OBJECTIVE: In the data below, find every line that has the string "background", and copy it.

DATA LISTING:
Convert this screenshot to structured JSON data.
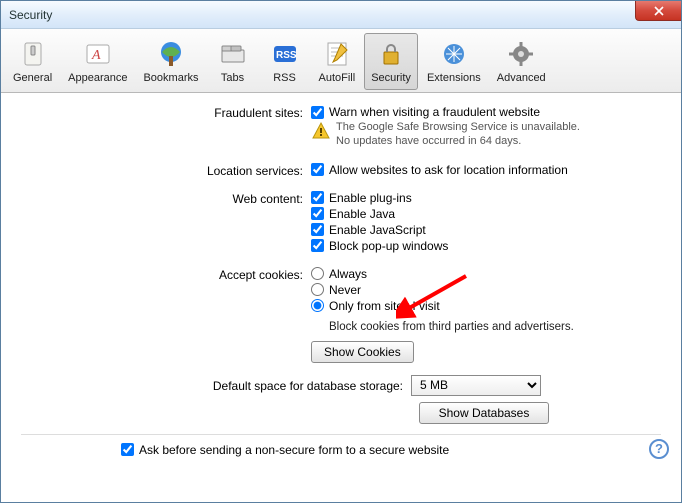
{
  "window": {
    "title": "Security"
  },
  "toolbar": [
    {
      "id": "general",
      "label": "General",
      "active": false
    },
    {
      "id": "appearance",
      "label": "Appearance",
      "active": false
    },
    {
      "id": "bookmarks",
      "label": "Bookmarks",
      "active": false
    },
    {
      "id": "tabs",
      "label": "Tabs",
      "active": false
    },
    {
      "id": "rss",
      "label": "RSS",
      "active": false
    },
    {
      "id": "autofill",
      "label": "AutoFill",
      "active": false
    },
    {
      "id": "security",
      "label": "Security",
      "active": true
    },
    {
      "id": "extensions",
      "label": "Extensions",
      "active": false
    },
    {
      "id": "advanced",
      "label": "Advanced",
      "active": false
    }
  ],
  "sections": {
    "fraud": {
      "label": "Fraudulent sites:",
      "checkbox": {
        "checked": true,
        "text": "Warn when visiting a fraudulent website"
      },
      "warning_line1": "The Google Safe Browsing Service is unavailable.",
      "warning_line2": "No updates have occurred in 64 days."
    },
    "location": {
      "label": "Location services:",
      "checkbox": {
        "checked": true,
        "text": "Allow websites to ask for location information"
      }
    },
    "webcontent": {
      "label": "Web content:",
      "items": [
        {
          "checked": true,
          "text": "Enable plug-ins"
        },
        {
          "checked": true,
          "text": "Enable Java"
        },
        {
          "checked": true,
          "text": "Enable JavaScript"
        },
        {
          "checked": true,
          "text": "Block pop-up windows"
        }
      ]
    },
    "cookies": {
      "label": "Accept cookies:",
      "options": [
        {
          "text": "Always",
          "selected": false
        },
        {
          "text": "Never",
          "selected": false
        },
        {
          "text": "Only from sites I visit",
          "selected": true
        }
      ],
      "subtext": "Block cookies from third parties and advertisers.",
      "show_button": "Show Cookies"
    },
    "database": {
      "label": "Default space for database storage:",
      "selected": "5 MB",
      "show_button": "Show Databases"
    },
    "nonsecure": {
      "checked": true,
      "text": "Ask before sending a non-secure form to a secure website"
    }
  },
  "annotation": {
    "arrow_color": "#ff0000"
  }
}
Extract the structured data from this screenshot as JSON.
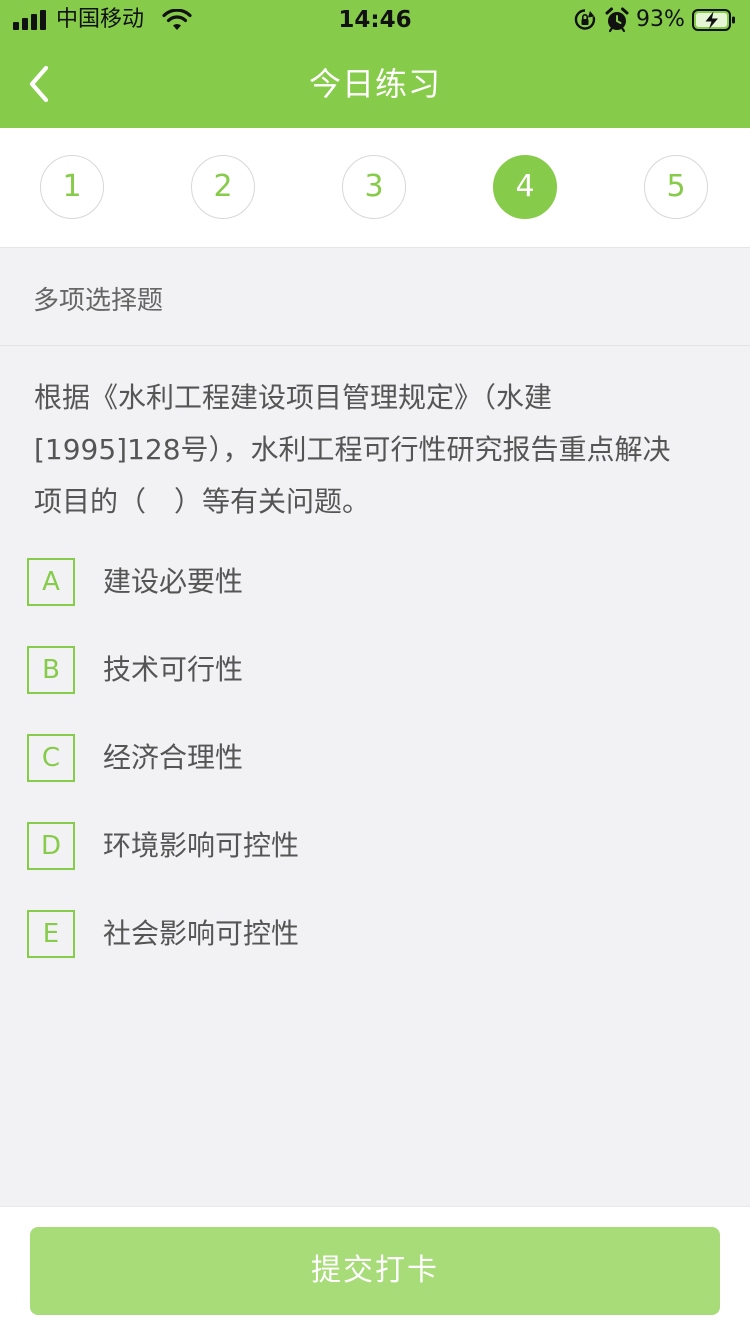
{
  "status_bar": {
    "carrier": "中国移动",
    "time": "14:46",
    "battery_percent": "93%",
    "icons": [
      "signal-icon",
      "wifi-icon",
      "rotation-lock-icon",
      "alarm-icon",
      "battery-charging-icon"
    ]
  },
  "header": {
    "title": "今日练习",
    "back_icon": "chevron-left-icon",
    "background": "#86cb49"
  },
  "question_numbers": {
    "items": [
      "1",
      "2",
      "3",
      "4",
      "5"
    ],
    "current": "4"
  },
  "question": {
    "type": "多项选择题",
    "text_line1": "根据《水利工程建设项目管理规定》（水建",
    "text_line2": "[1995]128号），水利工程可行性研究报告重点解决",
    "text_line3": "项目的（　）等有关问题。",
    "options": [
      {
        "letter": "A",
        "text": "建设必要性"
      },
      {
        "letter": "B",
        "text": "技术可行性"
      },
      {
        "letter": "C",
        "text": "经济合理性"
      },
      {
        "letter": "D",
        "text": "环境影响可控性"
      },
      {
        "letter": "E",
        "text": "社会影响可控性"
      }
    ]
  },
  "submit": {
    "label": "提交打卡"
  },
  "colors": {
    "accent": "#86cb49",
    "button_disabled": "#a8dc79",
    "background": "#f2f2f4"
  }
}
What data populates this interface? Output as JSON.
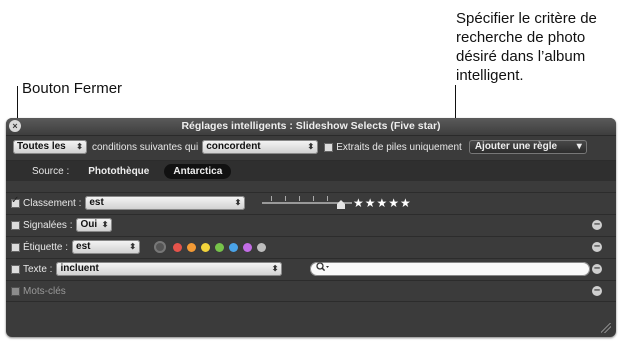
{
  "callouts": {
    "close_button": "Bouton Fermer",
    "criteria_lines": [
      "Spécifier le critère de",
      "recherche de photo",
      "désiré dans l’album",
      "intelligent."
    ]
  },
  "window": {
    "title": "Réglages intelligents : Slideshow Selects (Five star)",
    "close_symbol": "×"
  },
  "conditions_row": {
    "match_select": "Toutes les",
    "middle_text": "conditions suivantes qui",
    "match_type_select": "concordent",
    "stacks_checkbox_label": "Extraits de piles uniquement",
    "stacks_checked": false,
    "add_rule_button": "Ajouter une règle"
  },
  "source_row": {
    "label": "Source :",
    "tabs": [
      {
        "label": "Photothèque",
        "active": false
      },
      {
        "label": "Antarctica",
        "active": true
      }
    ]
  },
  "rules": [
    {
      "checkbox_label": "Classement :",
      "checked": true,
      "operator": "est",
      "rating": "★★★★★",
      "rating_value": 5
    },
    {
      "checkbox_label": "Signalées :",
      "checked": false,
      "operator": "Oui"
    },
    {
      "checkbox_label": "Étiquette :",
      "checked": false,
      "operator": "est",
      "color_labels": [
        "#e5534b",
        "#f39a35",
        "#f2d33b",
        "#77c34a",
        "#4aa3e8",
        "#c36de6",
        "#bdbdbd"
      ]
    },
    {
      "checkbox_label": "Texte :",
      "checked": false,
      "operator": "incluent",
      "search_value": "",
      "search_icon": "magnifier-icon"
    },
    {
      "checkbox_label": "Mots-clés",
      "checked": false,
      "disabled": true
    }
  ],
  "remove_symbol": "–",
  "popup_arrow": "⬍",
  "pulldown_arrow": "▾"
}
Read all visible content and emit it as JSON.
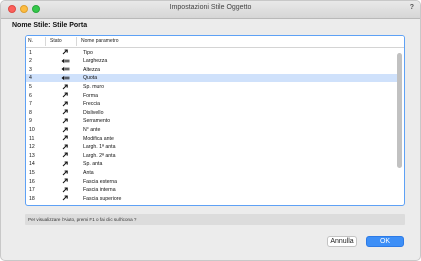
{
  "window": {
    "title": "Impostazioni Stile Oggetto",
    "help_glyph": "?"
  },
  "style": {
    "label": "Nome Stile:",
    "value": "Stile Porta"
  },
  "table": {
    "headers": {
      "n": "N.",
      "stato": "Stato",
      "nome": "Nome parametro"
    },
    "rows": [
      {
        "n": "1",
        "stato_icon": "from-style-icon",
        "nome": "Tipo"
      },
      {
        "n": "2",
        "stato_icon": "by-instance-icon",
        "nome": "Larghezza"
      },
      {
        "n": "3",
        "stato_icon": "by-instance-icon",
        "nome": "Altezza"
      },
      {
        "n": "4",
        "stato_icon": "by-instance-icon",
        "nome": "Quota"
      },
      {
        "n": "5",
        "stato_icon": "from-style-icon",
        "nome": "Sp. muro"
      },
      {
        "n": "6",
        "stato_icon": "from-style-icon",
        "nome": "Forma"
      },
      {
        "n": "7",
        "stato_icon": "from-style-icon",
        "nome": "Freccia"
      },
      {
        "n": "8",
        "stato_icon": "from-style-icon",
        "nome": "Dislivello"
      },
      {
        "n": "9",
        "stato_icon": "from-style-icon",
        "nome": "Serramento"
      },
      {
        "n": "10",
        "stato_icon": "from-style-icon",
        "nome": "N° ante"
      },
      {
        "n": "11",
        "stato_icon": "from-style-icon",
        "nome": "Modifica ante"
      },
      {
        "n": "12",
        "stato_icon": "from-style-icon",
        "nome": "Largh. 1ª anta"
      },
      {
        "n": "13",
        "stato_icon": "from-style-icon",
        "nome": "Largh. 2ª anta"
      },
      {
        "n": "14",
        "stato_icon": "from-style-icon",
        "nome": "Sp. anta"
      },
      {
        "n": "15",
        "stato_icon": "from-style-icon",
        "nome": "Anta"
      },
      {
        "n": "16",
        "stato_icon": "from-style-icon",
        "nome": "Fascia esterna"
      },
      {
        "n": "17",
        "stato_icon": "from-style-icon",
        "nome": "Fascia interna"
      },
      {
        "n": "18",
        "stato_icon": "from-style-icon",
        "nome": "Fascia superiore"
      }
    ],
    "selected_row": 3
  },
  "hint": "Per visualizzare l'Aiuto, premi F1 o fai clic sull'icona ?",
  "buttons": {
    "cancel": "Annulla",
    "ok": "OK"
  },
  "colors": {
    "accent": "#3d8ff7",
    "selection": "#cfe1fb"
  }
}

ANSWER BELOW:
    "background": "#86cb49"
    "background": "#f2f2f4"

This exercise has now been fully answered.